**Direction**
Each line of the listing must be transcribed exactly, except for the images, which should be excluded.

(Data tied to figure images)

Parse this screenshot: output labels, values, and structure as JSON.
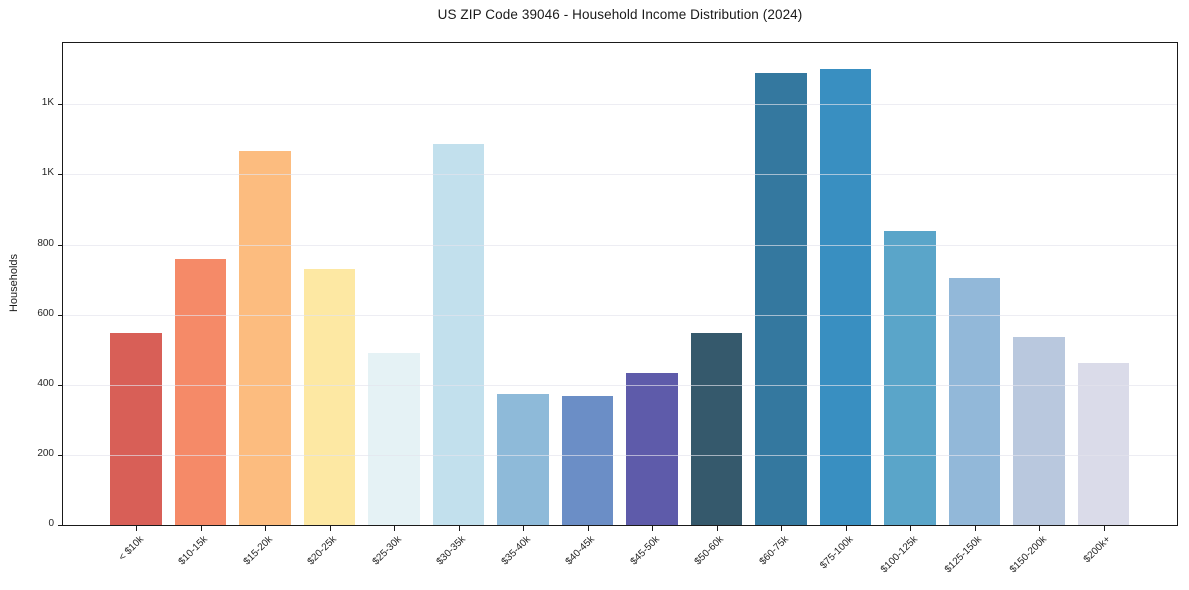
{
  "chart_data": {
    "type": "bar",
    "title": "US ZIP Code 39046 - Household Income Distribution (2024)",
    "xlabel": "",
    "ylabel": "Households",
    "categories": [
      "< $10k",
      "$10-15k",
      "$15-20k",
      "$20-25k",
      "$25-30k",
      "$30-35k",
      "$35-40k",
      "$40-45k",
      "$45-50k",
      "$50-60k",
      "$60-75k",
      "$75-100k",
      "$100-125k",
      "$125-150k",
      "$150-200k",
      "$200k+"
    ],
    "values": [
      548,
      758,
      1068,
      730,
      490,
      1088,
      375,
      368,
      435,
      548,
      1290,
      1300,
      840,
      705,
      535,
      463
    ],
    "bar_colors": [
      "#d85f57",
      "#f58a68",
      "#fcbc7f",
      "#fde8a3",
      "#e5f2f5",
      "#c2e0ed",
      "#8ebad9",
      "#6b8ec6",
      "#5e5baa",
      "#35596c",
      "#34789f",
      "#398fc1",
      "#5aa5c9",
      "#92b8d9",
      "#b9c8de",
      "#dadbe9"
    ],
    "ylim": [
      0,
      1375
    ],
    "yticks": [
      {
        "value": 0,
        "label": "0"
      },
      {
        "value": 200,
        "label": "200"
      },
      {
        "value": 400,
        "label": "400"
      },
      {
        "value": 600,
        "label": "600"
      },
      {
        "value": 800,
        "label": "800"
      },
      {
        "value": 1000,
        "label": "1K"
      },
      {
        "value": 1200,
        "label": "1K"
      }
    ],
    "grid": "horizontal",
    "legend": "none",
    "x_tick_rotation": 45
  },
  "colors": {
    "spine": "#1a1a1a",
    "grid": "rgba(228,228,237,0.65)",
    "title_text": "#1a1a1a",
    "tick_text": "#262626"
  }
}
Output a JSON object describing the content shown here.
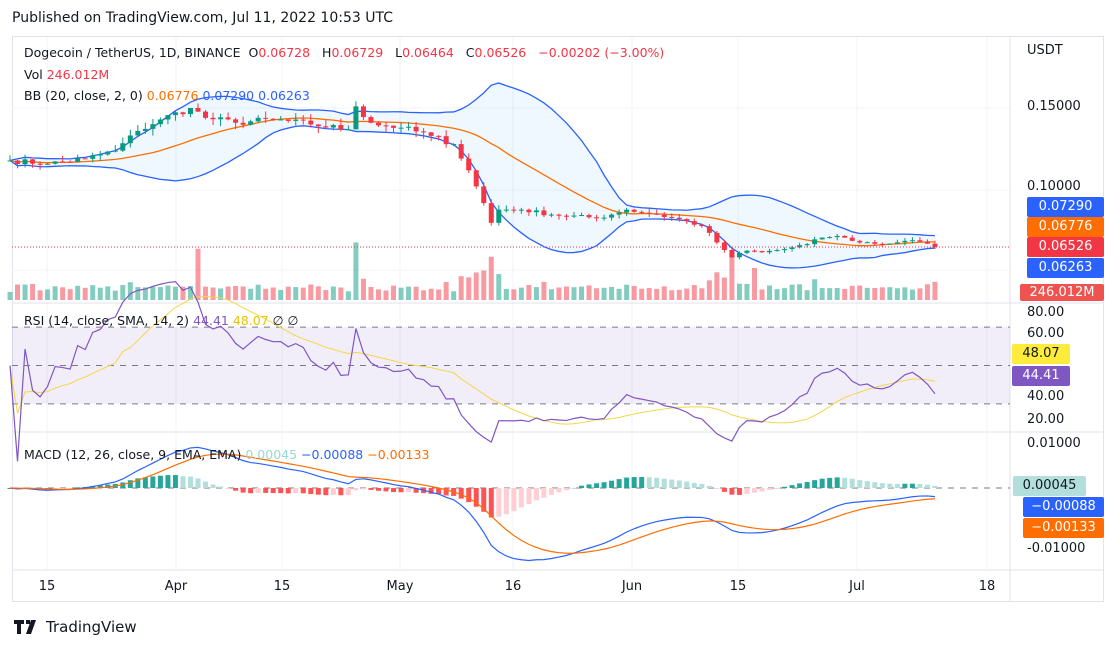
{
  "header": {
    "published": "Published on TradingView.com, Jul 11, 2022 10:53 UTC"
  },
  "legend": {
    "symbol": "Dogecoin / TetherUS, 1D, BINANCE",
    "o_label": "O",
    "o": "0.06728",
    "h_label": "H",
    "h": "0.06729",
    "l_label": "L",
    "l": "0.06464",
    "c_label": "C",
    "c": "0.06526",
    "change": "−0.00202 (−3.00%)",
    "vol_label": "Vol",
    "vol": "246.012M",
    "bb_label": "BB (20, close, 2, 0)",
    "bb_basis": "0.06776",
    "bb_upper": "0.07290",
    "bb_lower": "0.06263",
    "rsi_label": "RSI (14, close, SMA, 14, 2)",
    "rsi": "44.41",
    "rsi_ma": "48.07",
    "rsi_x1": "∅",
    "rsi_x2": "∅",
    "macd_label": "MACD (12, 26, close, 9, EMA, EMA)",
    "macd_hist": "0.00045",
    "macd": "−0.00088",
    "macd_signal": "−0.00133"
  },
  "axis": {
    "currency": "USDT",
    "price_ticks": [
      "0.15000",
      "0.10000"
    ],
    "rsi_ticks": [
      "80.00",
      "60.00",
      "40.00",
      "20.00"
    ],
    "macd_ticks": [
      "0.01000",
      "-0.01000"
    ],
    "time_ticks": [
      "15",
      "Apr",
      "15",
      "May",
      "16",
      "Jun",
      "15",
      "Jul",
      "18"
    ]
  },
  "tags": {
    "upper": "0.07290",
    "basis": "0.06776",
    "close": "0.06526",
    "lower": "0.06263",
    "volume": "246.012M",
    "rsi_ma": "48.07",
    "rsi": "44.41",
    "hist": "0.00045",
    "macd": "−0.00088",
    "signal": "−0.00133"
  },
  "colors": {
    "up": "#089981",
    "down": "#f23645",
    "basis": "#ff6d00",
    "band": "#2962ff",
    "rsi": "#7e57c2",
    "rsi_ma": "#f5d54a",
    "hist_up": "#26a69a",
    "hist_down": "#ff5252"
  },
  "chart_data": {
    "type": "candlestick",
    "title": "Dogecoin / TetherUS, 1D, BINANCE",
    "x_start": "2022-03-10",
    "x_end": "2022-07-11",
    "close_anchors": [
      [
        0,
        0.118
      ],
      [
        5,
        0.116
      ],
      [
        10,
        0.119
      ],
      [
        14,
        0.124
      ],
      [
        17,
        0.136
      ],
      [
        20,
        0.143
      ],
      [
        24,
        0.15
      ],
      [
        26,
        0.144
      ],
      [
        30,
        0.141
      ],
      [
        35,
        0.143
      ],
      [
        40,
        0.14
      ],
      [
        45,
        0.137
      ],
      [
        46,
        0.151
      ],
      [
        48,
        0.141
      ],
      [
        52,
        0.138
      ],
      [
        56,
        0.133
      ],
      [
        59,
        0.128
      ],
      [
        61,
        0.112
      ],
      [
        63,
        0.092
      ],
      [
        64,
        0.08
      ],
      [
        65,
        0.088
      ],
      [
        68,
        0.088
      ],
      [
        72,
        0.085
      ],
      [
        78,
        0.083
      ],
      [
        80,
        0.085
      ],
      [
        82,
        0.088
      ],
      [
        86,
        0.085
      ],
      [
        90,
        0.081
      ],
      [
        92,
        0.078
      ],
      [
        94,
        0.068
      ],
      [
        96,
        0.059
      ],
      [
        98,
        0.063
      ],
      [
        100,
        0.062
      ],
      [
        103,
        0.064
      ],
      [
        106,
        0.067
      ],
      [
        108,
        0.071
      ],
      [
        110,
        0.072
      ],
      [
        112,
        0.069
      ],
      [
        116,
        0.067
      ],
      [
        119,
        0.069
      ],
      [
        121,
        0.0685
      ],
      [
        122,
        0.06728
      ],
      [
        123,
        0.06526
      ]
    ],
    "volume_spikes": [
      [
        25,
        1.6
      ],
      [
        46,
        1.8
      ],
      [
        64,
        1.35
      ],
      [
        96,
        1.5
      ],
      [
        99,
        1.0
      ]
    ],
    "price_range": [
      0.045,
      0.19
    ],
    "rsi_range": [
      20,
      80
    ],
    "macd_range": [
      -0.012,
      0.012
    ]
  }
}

**Exercise answer**
Parse this screenshot: output labels, values, and structure as JSON.
{
  "chart_data": {
    "type": "bar",
    "title": "US ZIP Code 39046 - Household Income Distribution (2024)",
    "xlabel": "",
    "ylabel": "Households",
    "categories": [
      "< $10k",
      "$10-15k",
      "$15-20k",
      "$20-25k",
      "$25-30k",
      "$30-35k",
      "$35-40k",
      "$40-45k",
      "$45-50k",
      "$50-60k",
      "$60-75k",
      "$75-100k",
      "$100-125k",
      "$125-150k",
      "$150-200k",
      "$200k+"
    ],
    "values": [
      548,
      758,
      1068,
      730,
      490,
      1088,
      375,
      368,
      435,
      548,
      1290,
      1300,
      840,
      705,
      535,
      463
    ],
    "bar_colors": [
      "#d85f57",
      "#f58a68",
      "#fcbc7f",
      "#fde8a3",
      "#e5f2f5",
      "#c2e0ed",
      "#8ebad9",
      "#6b8ec6",
      "#5e5baa",
      "#35596c",
      "#34789f",
      "#398fc1",
      "#5aa5c9",
      "#92b8d9",
      "#b9c8de",
      "#dadbe9"
    ],
    "ylim": [
      0,
      1375
    ],
    "yticks": [
      {
        "value": 0,
        "label": "0"
      },
      {
        "value": 200,
        "label": "200"
      },
      {
        "value": 400,
        "label": "400"
      },
      {
        "value": 600,
        "label": "600"
      },
      {
        "value": 800,
        "label": "800"
      },
      {
        "value": 1000,
        "label": "1K"
      },
      {
        "value": 1200,
        "label": "1K"
      }
    ],
    "grid": "horizontal",
    "legend": "none",
    "x_tick_rotation": 45
  },
  "colors": {
    "spine": "#1a1a1a",
    "grid": "rgba(228,228,237,0.65)",
    "title_text": "#1a1a1a",
    "tick_text": "#262626"
  }
}
Output a JSON object describing the content shown here.
{
  "header": {
    "published": "Published on TradingView.com, Jul 11, 2022 10:53 UTC"
  },
  "legend": {
    "symbol": "Dogecoin / TetherUS, 1D, BINANCE",
    "o_label": "O",
    "o": "0.06728",
    "h_label": "H",
    "h": "0.06729",
    "l_label": "L",
    "l": "0.06464",
    "c_label": "C",
    "c": "0.06526",
    "change": "−0.00202 (−3.00%)",
    "vol_label": "Vol",
    "vol": "246.012M",
    "bb_label": "BB (20, close, 2, 0)",
    "bb_basis": "0.06776",
    "bb_upper": "0.07290",
    "bb_lower": "0.06263",
    "rsi_label": "RSI (14, close, SMA, 14, 2)",
    "rsi": "44.41",
    "rsi_ma": "48.07",
    "rsi_x1": "∅",
    "rsi_x2": "∅",
    "macd_label": "MACD (12, 26, close, 9, EMA, EMA)",
    "macd_hist": "0.00045",
    "macd": "−0.00088",
    "macd_signal": "−0.00133"
  },
  "axis": {
    "currency": "USDT",
    "price_ticks": [
      "0.15000",
      "0.10000"
    ],
    "rsi_ticks": [
      "80.00",
      "60.00",
      "40.00",
      "20.00"
    ],
    "macd_ticks": [
      "0.01000",
      "-0.01000"
    ],
    "time_ticks": [
      "15",
      "Apr",
      "15",
      "May",
      "16",
      "Jun",
      "15",
      "Jul",
      "18"
    ]
  },
  "tags": {
    "upper": "0.07290",
    "basis": "0.06776",
    "close": "0.06526",
    "lower": "0.06263",
    "volume": "246.012M",
    "rsi_ma": "48.07",
    "rsi": "44.41",
    "hist": "0.00045",
    "macd": "−0.00088",
    "signal": "−0.00133"
  },
  "colors": {
    "up": "#089981",
    "down": "#f23645",
    "basis": "#ff6d00",
    "band": "#2962ff",
    "rsi": "#7e57c2",
    "rsi_ma": "#f5d54a",
    "hist_up": "#26a69a",
    "hist_down": "#ff5252"
  },
  "chart_data": {
    "type": "candlestick",
    "title": "Dogecoin / TetherUS, 1D, BINANCE",
    "x_start": "2022-03-10",
    "x_end": "2022-07-11",
    "close_anchors": [
      [
        0,
        0.118
      ],
      [
        5,
        0.116
      ],
      [
        10,
        0.119
      ],
      [
        14,
        0.124
      ],
      [
        17,
        0.136
      ],
      [
        20,
        0.143
      ],
      [
        24,
        0.15
      ],
      [
        26,
        0.144
      ],
      [
        30,
        0.141
      ],
      [
        35,
        0.143
      ],
      [
        40,
        0.14
      ],
      [
        45,
        0.137
      ],
      [
        46,
        0.151
      ],
      [
        48,
        0.141
      ],
      [
        52,
        0.138
      ],
      [
        56,
        0.133
      ],
      [
        59,
        0.128
      ],
      [
        61,
        0.112
      ],
      [
        63,
        0.092
      ],
      [
        64,
        0.08
      ],
      [
        65,
        0.088
      ],
      [
        68,
        0.088
      ],
      [
        72,
        0.085
      ],
      [
        78,
        0.083
      ],
      [
        80,
        0.085
      ],
      [
        82,
        0.088
      ],
      [
        86,
        0.085
      ],
      [
        90,
        0.081
      ],
      [
        92,
        0.078
      ],
      [
        94,
        0.068
      ],
      [
        96,
        0.059
      ],
      [
        98,
        0.063
      ],
      [
        100,
        0.062
      ],
      [
        103,
        0.064
      ],
      [
        106,
        0.067
      ],
      [
        108,
        0.071
      ],
      [
        110,
        0.072
      ],
      [
        112,
        0.069
      ],
      [
        116,
        0.067
      ],
      [
        119,
        0.069
      ],
      [
        121,
        0.0685
      ],
      [
        122,
        0.06728
      ],
      [
        123,
        0.06526
      ]
    ],
    "volume_spikes": [
      [
        25,
        1.6
      ],
      [
        46,
        1.8
      ],
      [
        64,
        1.35
      ],
      [
        96,
        1.5
      ],
      [
        99,
        1.0
      ]
    ],
    "price_range": [
      0.045,
      0.19
    ],
    "rsi_range": [
      20,
      80
    ],
    "macd_range": [
      -0.012,
      0.012
    ]
  }
}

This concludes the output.